§ **TO BE DONE**:
Find every line with the word "image" and report how many there are, without any other text.

[Figure content listings]
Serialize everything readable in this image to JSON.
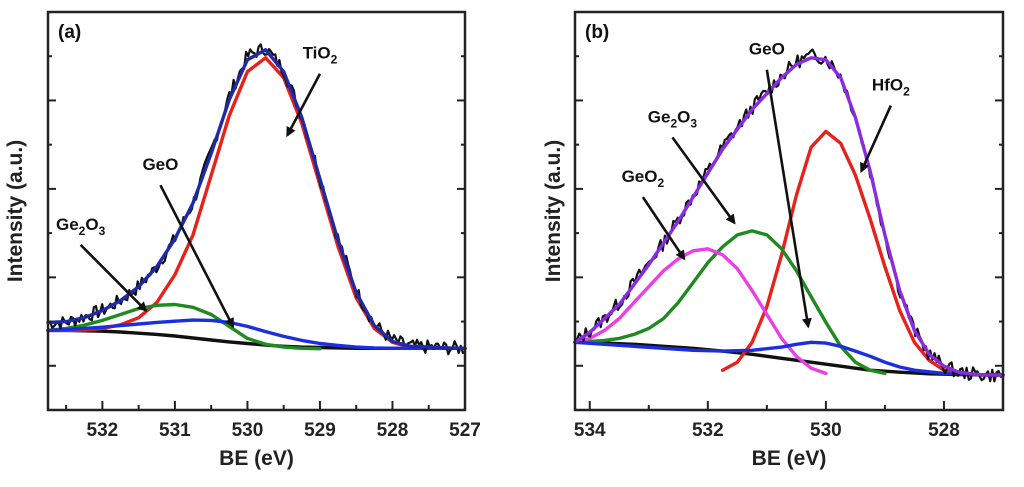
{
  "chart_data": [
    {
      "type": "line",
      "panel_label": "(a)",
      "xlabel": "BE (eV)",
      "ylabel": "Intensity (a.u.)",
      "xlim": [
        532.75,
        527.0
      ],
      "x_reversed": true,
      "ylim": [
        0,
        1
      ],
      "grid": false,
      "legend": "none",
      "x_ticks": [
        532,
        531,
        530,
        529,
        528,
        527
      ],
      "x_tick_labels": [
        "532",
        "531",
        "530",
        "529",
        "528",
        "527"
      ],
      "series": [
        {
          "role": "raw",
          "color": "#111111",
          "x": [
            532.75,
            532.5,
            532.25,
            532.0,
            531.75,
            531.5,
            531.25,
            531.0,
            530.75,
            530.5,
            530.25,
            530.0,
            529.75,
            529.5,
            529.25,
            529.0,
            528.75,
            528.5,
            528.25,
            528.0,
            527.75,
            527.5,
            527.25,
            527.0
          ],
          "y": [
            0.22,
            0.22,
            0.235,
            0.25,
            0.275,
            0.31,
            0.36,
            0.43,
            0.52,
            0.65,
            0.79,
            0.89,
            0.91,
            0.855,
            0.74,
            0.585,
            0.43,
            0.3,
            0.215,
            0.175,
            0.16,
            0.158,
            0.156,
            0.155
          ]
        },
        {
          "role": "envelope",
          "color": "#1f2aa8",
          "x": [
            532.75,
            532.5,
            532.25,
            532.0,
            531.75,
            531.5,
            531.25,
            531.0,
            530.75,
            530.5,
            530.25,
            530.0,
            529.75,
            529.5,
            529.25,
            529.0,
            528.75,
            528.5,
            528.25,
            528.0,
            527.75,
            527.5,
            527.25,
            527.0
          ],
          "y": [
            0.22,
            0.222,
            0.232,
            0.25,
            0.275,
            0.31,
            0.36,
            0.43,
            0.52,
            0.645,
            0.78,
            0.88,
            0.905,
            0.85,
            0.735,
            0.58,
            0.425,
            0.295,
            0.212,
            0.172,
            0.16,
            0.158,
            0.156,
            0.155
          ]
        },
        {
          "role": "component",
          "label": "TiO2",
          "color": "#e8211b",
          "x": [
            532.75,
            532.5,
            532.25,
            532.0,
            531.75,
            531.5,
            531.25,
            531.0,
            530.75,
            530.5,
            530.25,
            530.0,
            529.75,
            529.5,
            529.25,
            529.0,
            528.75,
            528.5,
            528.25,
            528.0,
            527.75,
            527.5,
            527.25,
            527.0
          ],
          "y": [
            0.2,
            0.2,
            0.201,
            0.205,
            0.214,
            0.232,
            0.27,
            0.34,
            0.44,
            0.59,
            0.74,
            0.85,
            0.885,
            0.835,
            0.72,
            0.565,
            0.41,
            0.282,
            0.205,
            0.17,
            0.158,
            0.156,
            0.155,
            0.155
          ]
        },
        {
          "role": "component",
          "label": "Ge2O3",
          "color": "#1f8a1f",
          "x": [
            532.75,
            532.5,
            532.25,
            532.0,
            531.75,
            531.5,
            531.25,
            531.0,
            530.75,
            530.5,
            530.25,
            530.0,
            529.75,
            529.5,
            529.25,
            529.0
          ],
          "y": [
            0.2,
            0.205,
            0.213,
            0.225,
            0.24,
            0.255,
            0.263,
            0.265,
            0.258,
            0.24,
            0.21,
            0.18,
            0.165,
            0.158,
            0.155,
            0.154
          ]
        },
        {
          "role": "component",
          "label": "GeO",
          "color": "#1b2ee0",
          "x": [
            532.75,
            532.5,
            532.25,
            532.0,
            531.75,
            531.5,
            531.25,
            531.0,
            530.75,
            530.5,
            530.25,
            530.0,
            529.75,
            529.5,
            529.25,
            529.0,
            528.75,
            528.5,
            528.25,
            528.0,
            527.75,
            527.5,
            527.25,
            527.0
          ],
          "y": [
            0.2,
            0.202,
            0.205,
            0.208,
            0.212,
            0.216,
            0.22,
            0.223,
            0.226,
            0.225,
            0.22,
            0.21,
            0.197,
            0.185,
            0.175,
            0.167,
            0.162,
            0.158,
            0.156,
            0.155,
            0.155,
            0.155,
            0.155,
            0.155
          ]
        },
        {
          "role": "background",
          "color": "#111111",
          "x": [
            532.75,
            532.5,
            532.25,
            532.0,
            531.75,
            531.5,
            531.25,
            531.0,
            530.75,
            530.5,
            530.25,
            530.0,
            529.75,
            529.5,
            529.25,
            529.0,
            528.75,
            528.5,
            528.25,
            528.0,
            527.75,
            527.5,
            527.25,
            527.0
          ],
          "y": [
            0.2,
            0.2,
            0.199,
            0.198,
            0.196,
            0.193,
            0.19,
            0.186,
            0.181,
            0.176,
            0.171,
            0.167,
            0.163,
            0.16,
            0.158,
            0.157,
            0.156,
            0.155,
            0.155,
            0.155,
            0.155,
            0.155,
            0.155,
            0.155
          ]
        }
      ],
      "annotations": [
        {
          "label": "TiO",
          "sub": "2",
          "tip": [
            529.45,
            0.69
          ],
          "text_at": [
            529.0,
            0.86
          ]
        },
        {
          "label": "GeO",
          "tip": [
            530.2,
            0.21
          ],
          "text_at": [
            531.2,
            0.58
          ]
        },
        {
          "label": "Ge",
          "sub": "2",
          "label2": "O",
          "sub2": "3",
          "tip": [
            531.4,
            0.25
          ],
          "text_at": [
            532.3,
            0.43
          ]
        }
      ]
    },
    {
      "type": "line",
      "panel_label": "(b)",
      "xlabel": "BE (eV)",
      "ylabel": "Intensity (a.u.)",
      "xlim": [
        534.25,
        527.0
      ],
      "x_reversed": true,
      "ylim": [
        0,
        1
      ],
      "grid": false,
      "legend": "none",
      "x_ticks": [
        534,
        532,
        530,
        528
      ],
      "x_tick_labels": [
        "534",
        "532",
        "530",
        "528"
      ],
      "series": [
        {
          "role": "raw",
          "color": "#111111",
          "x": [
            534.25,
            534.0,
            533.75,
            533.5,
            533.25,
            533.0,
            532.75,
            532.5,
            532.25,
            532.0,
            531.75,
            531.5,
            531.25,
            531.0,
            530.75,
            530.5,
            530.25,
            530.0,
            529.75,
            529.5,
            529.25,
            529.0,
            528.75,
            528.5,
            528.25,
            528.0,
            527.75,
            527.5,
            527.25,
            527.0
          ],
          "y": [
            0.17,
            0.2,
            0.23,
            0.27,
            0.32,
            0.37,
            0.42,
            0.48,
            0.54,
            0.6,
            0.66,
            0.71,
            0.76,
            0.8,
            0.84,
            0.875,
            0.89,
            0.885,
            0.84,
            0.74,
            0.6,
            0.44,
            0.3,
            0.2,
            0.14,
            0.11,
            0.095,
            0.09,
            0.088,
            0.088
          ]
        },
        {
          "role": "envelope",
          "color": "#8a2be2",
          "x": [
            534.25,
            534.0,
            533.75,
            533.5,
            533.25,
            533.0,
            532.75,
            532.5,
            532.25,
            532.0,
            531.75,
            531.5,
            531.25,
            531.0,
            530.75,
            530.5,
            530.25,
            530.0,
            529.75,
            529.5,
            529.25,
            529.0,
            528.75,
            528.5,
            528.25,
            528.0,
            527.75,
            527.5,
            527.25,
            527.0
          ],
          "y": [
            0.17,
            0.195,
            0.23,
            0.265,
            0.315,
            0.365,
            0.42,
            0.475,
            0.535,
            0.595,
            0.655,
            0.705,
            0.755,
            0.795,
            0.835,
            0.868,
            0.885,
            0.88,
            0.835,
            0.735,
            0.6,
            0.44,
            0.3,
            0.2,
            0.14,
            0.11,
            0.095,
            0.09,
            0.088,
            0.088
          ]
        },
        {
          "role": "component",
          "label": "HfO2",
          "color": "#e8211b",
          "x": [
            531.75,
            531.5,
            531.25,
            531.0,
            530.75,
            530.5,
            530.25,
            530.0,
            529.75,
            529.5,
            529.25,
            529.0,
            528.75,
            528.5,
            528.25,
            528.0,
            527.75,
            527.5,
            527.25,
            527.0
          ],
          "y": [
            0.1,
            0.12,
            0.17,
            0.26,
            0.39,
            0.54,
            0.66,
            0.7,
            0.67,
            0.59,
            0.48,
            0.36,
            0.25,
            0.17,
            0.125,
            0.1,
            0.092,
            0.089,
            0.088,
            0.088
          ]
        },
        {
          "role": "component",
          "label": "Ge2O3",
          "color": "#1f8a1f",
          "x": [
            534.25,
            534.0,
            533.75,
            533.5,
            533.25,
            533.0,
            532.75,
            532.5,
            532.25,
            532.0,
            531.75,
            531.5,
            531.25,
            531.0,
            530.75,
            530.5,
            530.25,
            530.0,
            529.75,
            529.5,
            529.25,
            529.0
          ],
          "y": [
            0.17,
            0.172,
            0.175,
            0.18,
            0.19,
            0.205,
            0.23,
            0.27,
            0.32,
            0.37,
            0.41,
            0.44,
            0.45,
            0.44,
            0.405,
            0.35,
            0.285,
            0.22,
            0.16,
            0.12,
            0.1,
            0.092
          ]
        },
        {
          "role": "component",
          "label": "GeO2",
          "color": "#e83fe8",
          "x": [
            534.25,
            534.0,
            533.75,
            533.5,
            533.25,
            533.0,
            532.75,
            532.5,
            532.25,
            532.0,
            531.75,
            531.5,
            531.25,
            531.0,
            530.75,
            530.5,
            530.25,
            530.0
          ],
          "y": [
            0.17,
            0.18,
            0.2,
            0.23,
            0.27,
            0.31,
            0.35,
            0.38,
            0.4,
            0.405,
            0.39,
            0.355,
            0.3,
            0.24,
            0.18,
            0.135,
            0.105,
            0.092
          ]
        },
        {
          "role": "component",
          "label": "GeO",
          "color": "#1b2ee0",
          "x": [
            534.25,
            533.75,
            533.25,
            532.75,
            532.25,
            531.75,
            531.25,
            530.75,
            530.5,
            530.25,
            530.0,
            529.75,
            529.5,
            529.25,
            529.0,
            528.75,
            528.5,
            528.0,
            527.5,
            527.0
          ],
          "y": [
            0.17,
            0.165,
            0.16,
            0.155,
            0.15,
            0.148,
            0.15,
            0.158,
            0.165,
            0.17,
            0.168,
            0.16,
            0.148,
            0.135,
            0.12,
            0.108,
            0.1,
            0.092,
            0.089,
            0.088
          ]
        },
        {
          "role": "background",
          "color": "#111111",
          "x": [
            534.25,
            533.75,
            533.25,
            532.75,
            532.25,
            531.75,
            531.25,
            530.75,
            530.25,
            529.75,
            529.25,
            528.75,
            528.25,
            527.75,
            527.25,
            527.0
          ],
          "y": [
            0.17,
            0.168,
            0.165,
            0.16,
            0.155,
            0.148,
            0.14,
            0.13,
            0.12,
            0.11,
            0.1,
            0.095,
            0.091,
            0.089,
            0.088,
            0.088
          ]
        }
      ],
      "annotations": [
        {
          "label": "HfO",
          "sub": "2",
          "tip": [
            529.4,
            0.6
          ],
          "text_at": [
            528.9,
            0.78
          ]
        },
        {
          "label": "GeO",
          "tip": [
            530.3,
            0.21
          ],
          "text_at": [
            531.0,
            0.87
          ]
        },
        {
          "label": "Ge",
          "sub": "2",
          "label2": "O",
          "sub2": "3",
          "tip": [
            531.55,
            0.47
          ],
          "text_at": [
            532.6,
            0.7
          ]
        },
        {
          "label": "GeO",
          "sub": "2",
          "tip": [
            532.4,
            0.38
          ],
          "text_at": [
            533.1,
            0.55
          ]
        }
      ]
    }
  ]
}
---
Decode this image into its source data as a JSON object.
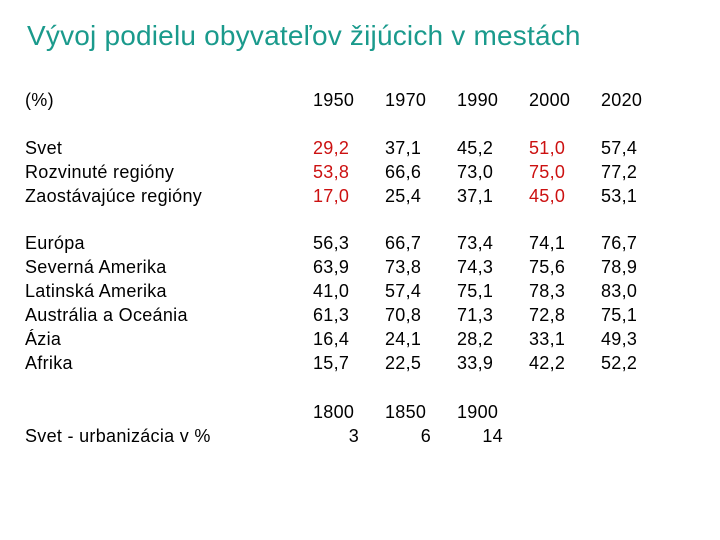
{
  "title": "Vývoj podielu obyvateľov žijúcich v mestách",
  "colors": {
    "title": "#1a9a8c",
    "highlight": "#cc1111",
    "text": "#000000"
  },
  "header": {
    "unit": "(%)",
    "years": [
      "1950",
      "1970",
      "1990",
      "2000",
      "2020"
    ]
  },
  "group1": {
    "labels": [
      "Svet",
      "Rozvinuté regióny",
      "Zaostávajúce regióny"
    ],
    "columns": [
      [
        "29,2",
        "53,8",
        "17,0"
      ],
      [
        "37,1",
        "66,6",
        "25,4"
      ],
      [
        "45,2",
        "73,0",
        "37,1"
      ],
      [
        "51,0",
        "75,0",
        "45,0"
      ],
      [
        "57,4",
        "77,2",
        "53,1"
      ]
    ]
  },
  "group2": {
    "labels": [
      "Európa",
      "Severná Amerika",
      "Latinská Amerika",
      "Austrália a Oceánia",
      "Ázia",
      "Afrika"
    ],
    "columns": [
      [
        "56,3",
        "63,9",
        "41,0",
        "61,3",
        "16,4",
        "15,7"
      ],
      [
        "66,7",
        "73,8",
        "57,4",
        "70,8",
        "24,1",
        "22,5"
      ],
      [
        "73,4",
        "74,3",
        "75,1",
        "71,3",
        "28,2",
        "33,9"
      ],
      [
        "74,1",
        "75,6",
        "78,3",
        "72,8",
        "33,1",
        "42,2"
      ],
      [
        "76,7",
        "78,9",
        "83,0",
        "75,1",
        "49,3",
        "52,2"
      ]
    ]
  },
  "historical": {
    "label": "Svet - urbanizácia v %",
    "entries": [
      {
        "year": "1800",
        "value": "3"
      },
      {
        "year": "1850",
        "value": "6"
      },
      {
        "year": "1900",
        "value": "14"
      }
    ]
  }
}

§ **RESPONSE TO THE EXERCISE**:
2